**Stated task**
Reproduce all records exactly.

[START OF Entries shown]

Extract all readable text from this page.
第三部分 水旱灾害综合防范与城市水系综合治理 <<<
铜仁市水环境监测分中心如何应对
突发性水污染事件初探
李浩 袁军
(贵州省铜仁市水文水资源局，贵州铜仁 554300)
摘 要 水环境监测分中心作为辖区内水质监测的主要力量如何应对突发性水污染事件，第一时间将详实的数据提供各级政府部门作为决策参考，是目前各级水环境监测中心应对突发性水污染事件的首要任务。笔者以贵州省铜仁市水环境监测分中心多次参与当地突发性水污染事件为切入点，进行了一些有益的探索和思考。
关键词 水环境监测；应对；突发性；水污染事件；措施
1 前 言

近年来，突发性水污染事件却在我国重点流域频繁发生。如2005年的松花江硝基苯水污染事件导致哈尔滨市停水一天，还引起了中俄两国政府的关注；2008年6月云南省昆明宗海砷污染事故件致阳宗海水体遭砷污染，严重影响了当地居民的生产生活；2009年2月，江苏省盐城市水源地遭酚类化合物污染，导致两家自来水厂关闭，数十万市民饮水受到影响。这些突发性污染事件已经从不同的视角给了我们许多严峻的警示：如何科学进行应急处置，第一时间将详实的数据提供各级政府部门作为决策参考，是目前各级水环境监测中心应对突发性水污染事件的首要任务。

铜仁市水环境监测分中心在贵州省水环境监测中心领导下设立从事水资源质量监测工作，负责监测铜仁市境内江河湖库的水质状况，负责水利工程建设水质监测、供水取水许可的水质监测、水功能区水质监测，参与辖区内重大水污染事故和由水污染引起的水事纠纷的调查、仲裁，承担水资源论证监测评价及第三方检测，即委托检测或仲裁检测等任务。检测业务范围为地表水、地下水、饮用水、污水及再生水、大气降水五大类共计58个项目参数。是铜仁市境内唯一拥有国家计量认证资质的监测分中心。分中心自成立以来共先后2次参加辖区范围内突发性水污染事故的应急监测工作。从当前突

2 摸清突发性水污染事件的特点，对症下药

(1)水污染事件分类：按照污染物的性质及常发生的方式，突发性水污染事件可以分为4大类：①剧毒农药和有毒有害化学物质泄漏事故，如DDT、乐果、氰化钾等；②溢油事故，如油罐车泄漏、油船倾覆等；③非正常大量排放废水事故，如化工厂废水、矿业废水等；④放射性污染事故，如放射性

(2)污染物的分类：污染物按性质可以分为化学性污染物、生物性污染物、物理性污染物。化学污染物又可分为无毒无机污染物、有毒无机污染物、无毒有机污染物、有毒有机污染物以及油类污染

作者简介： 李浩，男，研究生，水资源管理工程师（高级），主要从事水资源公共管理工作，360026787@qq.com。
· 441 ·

[END OF Entries shown]

**Task result**
Extract all readable text from this page.
第三部分 水旱灾害综合防范与城市水系综合治理 <<<
铜仁市水环境监测分中心如何应对
突发性水污染事件初探
李浩 袁军
(贵州省铜仁市水文水资源局，贵州铜仁 554300)
摘 要 水环境监测分中心作为辖区内水质监测的主要力量如何应对突发性水污染事件，第一时间将详实的数据提供各级政府部门作为决策参考，是目前各级水环境监测中心应对突发性水污染事件的首要任务。笔者以贵州省铜仁市水环境监测分中心多次参与当地突发性水污染事件为切入点，进行了一些有益的探索和思考。
关键词 水环境监测；应对；突发性；水污染事件；措施
1 前 言

近年来，突发性水污染事件却在我国重点流域频繁发生。如2005年的松花江硝基苯水污染事件导致哈尔滨市停水一天，还引起了中俄两国政府的关注；2008年6月云南省昆明宗海砷污染事故件致阳宗海水体遭砷污染，严重影响了当地居民的生产生活；2009年2月，江苏省盐城市水源地遭酚类化合物污染，导致两家自来水厂关闭，数十万市民饮水受到影响。这些突发性污染事件已经从不同的视角给了我们许多严峻的警示：如何科学进行应急处置，第一时间将详实的数据提供各级政府部门作为决策参考，是目前各级水环境监测中心应对突发性水污染事件的首要任务。

铜仁市水环境监测分中心在贵州省水环境监测中心领导下设立从事水资源质量监测工作，负责监测铜仁市境内江河湖库的水质状况，负责水利工程建设水质监测、供水取水许可的水质监测、水功能区水质监测，参与辖区内重大水污染事故和由水污染引起的水事纠纷的调查、仲裁，承担水资源论证监测评价及第三方检测，即委托检测或仲裁检测等任务。检测业务范围为地表水、地下水、饮用水、污水及再生水、大气降水五大类共计58个项目参数。是铜仁市境内唯一拥有国家计量认证资质的监测分中心。分中心自成立以来共先后2次参加辖区范围内突发性水污染事故的应急监测工作。从当前突

2 摸清突发性水污染事件的特点，对症下药

(1)水污染事件分类：按照污染物的性质及常发生的方式，突发性水污染事件可以分为4大类：①剧毒农药和有毒有害化学物质泄漏事故，如DDT、乐果、氰化钾等；②溢油事故，如油罐车泄漏、油船倾覆等；③非正常大量排放废水事故，如化工厂废水、矿业废水等；④放射性污染事故，如放射性

(2)污染物的分类：污染物按性质可以分为化学性污染物、生物性污染物、物理性污染物。化学污染物又可分为无毒无机污染物、有毒无机污染物、无毒有机污染物、有毒有机污染物以及油类污染

作者简介： 李浩，男，研究生，水资源管理工程师（高级），主要从事水资源公共管理工作，360026787@qq.com。
· 441 ·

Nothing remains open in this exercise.